### WHAT NEEDS TO BE DONE
Restate every line of the material, word for word.

### DATASET RECORDS

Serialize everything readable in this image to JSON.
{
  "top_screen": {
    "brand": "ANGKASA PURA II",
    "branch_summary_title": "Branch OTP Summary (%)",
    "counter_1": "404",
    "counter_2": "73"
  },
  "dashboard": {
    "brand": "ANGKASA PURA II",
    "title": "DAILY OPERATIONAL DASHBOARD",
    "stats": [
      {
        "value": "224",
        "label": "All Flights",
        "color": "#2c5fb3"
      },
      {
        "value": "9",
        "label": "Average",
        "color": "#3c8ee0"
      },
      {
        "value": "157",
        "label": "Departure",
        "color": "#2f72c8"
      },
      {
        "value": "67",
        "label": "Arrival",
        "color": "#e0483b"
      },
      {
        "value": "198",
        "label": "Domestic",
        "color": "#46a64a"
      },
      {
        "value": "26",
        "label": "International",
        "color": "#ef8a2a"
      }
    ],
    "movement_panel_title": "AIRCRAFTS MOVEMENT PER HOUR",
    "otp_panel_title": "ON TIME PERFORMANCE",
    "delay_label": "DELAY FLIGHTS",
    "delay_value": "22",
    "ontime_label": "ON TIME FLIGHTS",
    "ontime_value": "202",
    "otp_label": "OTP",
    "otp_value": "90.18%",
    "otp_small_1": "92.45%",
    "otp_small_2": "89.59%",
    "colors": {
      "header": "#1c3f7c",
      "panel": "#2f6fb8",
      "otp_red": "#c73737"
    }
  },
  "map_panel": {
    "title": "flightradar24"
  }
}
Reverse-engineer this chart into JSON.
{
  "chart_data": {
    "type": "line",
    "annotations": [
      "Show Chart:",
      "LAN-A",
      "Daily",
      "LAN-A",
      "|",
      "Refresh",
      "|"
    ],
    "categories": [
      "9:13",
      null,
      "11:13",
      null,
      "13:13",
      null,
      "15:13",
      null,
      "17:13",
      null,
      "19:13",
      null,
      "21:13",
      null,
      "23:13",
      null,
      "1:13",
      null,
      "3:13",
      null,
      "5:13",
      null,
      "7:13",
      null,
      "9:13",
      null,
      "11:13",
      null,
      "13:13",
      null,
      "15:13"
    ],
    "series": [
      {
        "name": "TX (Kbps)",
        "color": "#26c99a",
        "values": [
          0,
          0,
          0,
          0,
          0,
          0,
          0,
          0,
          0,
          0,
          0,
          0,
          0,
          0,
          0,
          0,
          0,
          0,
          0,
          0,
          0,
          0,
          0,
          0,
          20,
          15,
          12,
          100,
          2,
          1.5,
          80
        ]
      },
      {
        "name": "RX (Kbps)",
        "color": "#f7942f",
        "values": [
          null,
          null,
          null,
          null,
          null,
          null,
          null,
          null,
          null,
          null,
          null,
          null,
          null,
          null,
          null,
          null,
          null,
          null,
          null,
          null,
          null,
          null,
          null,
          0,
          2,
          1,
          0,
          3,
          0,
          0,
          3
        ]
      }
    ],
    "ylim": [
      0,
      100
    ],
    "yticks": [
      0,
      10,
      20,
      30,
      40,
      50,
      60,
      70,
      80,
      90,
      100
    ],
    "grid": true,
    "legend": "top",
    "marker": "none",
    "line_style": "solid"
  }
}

### CORRECT RESPONSE
Serialize everything readable in this image to JSON.
{
  "top_screen": {
    "brand": "ANGKASA PURA II",
    "branch_summary_title": "Branch OTP Summary (%)",
    "counter_1": "404",
    "counter_2": "73"
  },
  "dashboard": {
    "brand": "ANGKASA PURA II",
    "title": "DAILY OPERATIONAL DASHBOARD",
    "stats": [
      {
        "value": "224",
        "label": "All Flights",
        "color": "#2c5fb3"
      },
      {
        "value": "9",
        "label": "Average",
        "color": "#3c8ee0"
      },
      {
        "value": "157",
        "label": "Departure",
        "color": "#2f72c8"
      },
      {
        "value": "67",
        "label": "Arrival",
        "color": "#e0483b"
      },
      {
        "value": "198",
        "label": "Domestic",
        "color": "#46a64a"
      },
      {
        "value": "26",
        "label": "International",
        "color": "#ef8a2a"
      }
    ],
    "movement_panel_title": "AIRCRAFTS MOVEMENT PER HOUR",
    "otp_panel_title": "ON TIME PERFORMANCE",
    "delay_label": "DELAY FLIGHTS",
    "delay_value": "22",
    "ontime_label": "ON TIME FLIGHTS",
    "ontime_value": "202",
    "otp_label": "OTP",
    "otp_value": "90.18%",
    "otp_small_1": "92.45%",
    "otp_small_2": "89.59%",
    "colors": {
      "header": "#1c3f7c",
      "panel": "#2f6fb8",
      "otp_red": "#c73737"
    }
  },
  "map_panel": {
    "title": "flightradar24"
  }
}
Reverse-engineer this chart into JSON.
{
  "chart_data": {
    "type": "line",
    "annotations": [
      "Show Chart:",
      "LAN-A",
      "Daily",
      "LAN-A",
      "|",
      "Refresh",
      "|"
    ],
    "categories": [
      "9:13",
      null,
      "11:13",
      null,
      "13:13",
      null,
      "15:13",
      null,
      "17:13",
      null,
      "19:13",
      null,
      "21:13",
      null,
      "23:13",
      null,
      "1:13",
      null,
      "3:13",
      null,
      "5:13",
      null,
      "7:13",
      null,
      "9:13",
      null,
      "11:13",
      null,
      "13:13",
      null,
      "15:13"
    ],
    "series": [
      {
        "name": "TX (Kbps)",
        "color": "#26c99a",
        "values": [
          0,
          0,
          0,
          0,
          0,
          0,
          0,
          0,
          0,
          0,
          0,
          0,
          0,
          0,
          0,
          0,
          0,
          0,
          0,
          0,
          0,
          0,
          0,
          0,
          20,
          15,
          12,
          100,
          2,
          1.5,
          80
        ]
      },
      {
        "name": "RX (Kbps)",
        "color": "#f7942f",
        "values": [
          null,
          null,
          null,
          null,
          null,
          null,
          null,
          null,
          null,
          null,
          null,
          null,
          null,
          null,
          null,
          null,
          null,
          null,
          null,
          null,
          null,
          null,
          null,
          0,
          2,
          1,
          0,
          3,
          0,
          0,
          3
        ]
      }
    ],
    "ylim": [
      0,
      100
    ],
    "yticks": [
      0,
      10,
      20,
      30,
      40,
      50,
      60,
      70,
      80,
      90,
      100
    ],
    "grid": true,
    "legend": "top",
    "marker": "none",
    "line_style": "solid"
  }
}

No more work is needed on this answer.